#### Task:
Word for word, print each line of the listing below; pictures stay out.

#### Exercise inputs:
+ + + + +

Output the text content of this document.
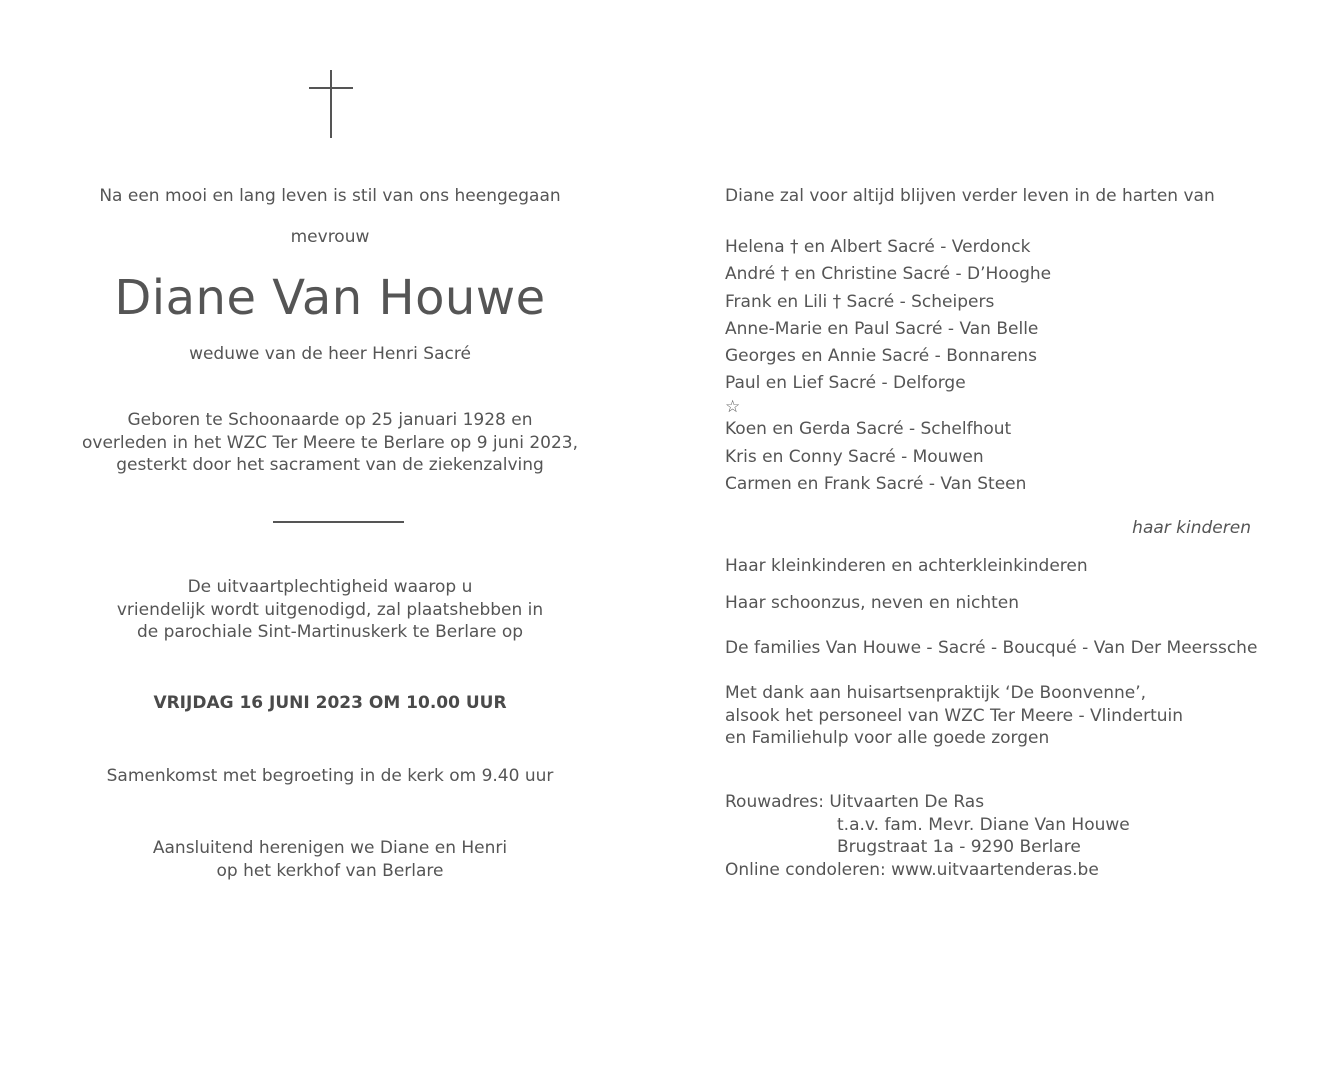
Na een mooi en lang leven is stil van ons heengegaan
mevrouw
Diane Van Houwe
weduwe van de heer Henri Sacré
Geboren te Schoonaarde op 25 januari 1928 en
overleden in het WZC Ter Meere te Berlare op 9 juni 2023,
gesterkt door het sacrament van de ziekenzalving
De uitvaartplechtigheid waarop u
vriendelijk wordt uitgenodigd, zal plaatshebben in
de parochiale Sint-Martinuskerk te Berlare op
VRIJDAG 16 JUNI 2023 OM 10.00 UUR
Samenkomst met begroeting in de kerk om 9.40 uur
Aansluitend herenigen we Diane en Henri
op het kerkhof van Berlare
Diane zal voor altijd blijven verder leven in de harten van
Helena † en Albert Sacré - Verdonck
André † en Christine Sacré - D’Hooghe
Frank en Lili † Sacré - Scheipers
Anne-Marie en Paul Sacré - Van Belle
Georges en Annie Sacré - Bonnarens
Paul en Lief Sacré - Delforge
☆
Koen en Gerda Sacré - Schelfhout
Kris en Conny Sacré - Mouwen
Carmen en Frank Sacré - Van Steen
haar kinderen
Haar kleinkinderen en achterkleinkinderen
Haar schoonzus, neven en nichten
De families Van Houwe - Sacré - Boucqué - Van Der Meerssche
Met dank aan huisartsenpraktijk ‘De Boonvenne’,
alsook het personeel van WZC Ter Meere - Vlindertuin
en Familiehulp voor alle goede zorgen
Rouwadres: Uitvaarten De Ras
t.a.v. fam. Mevr. Diane Van Houwe
Brugstraat 1a - 9290 Berlare
Online condoleren: www.uitvaartenderas.be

+ + + + +

#### Solution for this exercise:
Output the text content of this document.
Na een mooi en lang leven is stil van ons heengegaan
mevrouw
Diane Van Houwe
weduwe van de heer Henri Sacré
Geboren te Schoonaarde op 25 januari 1928 en
overleden in het WZC Ter Meere te Berlare op 9 juni 2023,
gesterkt door het sacrament van de ziekenzalving
De uitvaartplechtigheid waarop u
vriendelijk wordt uitgenodigd, zal plaatshebben in
de parochiale Sint-Martinuskerk te Berlare op
VRIJDAG 16 JUNI 2023 OM 10.00 UUR
Samenkomst met begroeting in de kerk om 9.40 uur
Aansluitend herenigen we Diane en Henri
op het kerkhof van Berlare
Diane zal voor altijd blijven verder leven in de harten van
Helena † en Albert Sacré - Verdonck
André † en Christine Sacré - D’Hooghe
Frank en Lili † Sacré - Scheipers
Anne-Marie en Paul Sacré - Van Belle
Georges en Annie Sacré - Bonnarens
Paul en Lief Sacré - Delforge
☆
Koen en Gerda Sacré - Schelfhout
Kris en Conny Sacré - Mouwen
Carmen en Frank Sacré - Van Steen
haar kinderen
Haar kleinkinderen en achterkleinkinderen
Haar schoonzus, neven en nichten
De families Van Houwe - Sacré - Boucqué - Van Der Meerssche
Met dank aan huisartsenpraktijk ‘De Boonvenne’,
alsook het personeel van WZC Ter Meere - Vlindertuin
en Familiehulp voor alle goede zorgen
Rouwadres: Uitvaarten De Ras
t.a.v. fam. Mevr. Diane Van Houwe
Brugstraat 1a - 9290 Berlare
Online condoleren: www.uitvaartenderas.be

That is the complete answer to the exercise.